***** EXERCISE INPUT *****
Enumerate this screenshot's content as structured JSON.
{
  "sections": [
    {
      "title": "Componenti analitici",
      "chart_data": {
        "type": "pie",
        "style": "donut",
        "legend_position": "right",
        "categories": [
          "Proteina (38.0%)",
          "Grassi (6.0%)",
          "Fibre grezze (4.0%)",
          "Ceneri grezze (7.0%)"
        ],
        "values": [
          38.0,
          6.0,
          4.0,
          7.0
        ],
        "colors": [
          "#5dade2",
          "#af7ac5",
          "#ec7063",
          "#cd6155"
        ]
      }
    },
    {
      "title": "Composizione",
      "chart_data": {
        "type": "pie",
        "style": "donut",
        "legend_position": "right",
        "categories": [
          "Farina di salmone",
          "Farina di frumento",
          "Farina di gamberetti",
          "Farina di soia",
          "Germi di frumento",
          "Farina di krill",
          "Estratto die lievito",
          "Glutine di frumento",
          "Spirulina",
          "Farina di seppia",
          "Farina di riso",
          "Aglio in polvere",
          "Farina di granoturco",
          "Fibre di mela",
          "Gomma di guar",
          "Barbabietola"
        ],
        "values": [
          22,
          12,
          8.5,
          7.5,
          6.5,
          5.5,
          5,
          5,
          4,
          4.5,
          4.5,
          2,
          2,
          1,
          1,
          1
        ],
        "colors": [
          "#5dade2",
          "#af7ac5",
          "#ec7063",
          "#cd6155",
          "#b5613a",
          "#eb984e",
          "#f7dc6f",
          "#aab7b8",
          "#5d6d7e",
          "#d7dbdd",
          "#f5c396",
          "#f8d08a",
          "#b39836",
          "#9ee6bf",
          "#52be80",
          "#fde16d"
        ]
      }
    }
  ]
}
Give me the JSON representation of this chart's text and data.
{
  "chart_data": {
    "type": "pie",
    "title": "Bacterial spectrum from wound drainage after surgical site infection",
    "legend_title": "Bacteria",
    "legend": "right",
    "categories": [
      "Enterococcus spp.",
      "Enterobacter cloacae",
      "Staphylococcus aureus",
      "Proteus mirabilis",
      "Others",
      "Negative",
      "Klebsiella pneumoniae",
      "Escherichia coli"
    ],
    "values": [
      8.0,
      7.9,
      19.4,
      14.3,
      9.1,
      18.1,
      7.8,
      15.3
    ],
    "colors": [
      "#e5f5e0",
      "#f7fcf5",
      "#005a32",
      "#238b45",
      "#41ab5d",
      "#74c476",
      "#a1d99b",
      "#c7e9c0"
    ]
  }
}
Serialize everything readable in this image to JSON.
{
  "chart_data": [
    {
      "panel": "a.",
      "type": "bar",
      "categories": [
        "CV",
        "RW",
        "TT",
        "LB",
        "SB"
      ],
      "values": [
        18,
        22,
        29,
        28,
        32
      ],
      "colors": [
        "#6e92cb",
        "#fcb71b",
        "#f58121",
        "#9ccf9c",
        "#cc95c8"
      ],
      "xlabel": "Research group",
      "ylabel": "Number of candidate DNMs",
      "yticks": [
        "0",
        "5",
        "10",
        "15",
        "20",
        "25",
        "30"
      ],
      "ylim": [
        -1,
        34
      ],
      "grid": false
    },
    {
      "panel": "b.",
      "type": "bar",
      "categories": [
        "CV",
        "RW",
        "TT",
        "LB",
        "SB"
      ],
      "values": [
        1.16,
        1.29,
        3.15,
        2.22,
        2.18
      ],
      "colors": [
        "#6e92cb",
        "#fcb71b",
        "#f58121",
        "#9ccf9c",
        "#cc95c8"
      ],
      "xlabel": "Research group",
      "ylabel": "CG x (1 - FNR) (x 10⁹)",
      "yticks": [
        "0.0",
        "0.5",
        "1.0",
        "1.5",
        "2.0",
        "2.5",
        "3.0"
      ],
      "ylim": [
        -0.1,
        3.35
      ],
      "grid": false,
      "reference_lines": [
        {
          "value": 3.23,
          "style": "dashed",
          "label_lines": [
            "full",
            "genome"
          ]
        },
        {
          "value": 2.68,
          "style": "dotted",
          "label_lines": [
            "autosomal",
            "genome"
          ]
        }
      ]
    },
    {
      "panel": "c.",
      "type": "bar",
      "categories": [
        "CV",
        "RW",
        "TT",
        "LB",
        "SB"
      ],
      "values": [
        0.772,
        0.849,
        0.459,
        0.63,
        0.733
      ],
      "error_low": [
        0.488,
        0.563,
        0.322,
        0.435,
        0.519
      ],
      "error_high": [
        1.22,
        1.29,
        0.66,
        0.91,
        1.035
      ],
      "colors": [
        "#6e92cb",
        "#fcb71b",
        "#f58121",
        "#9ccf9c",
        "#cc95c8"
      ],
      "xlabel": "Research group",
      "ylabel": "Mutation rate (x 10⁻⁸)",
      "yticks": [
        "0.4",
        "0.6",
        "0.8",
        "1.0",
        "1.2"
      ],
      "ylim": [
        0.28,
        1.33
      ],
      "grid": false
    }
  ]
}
*****
# EXERCISE BRIEF
In the records above, how many lines include the string "JSON"? Answer with only the number.

# FINAL ANSWER
3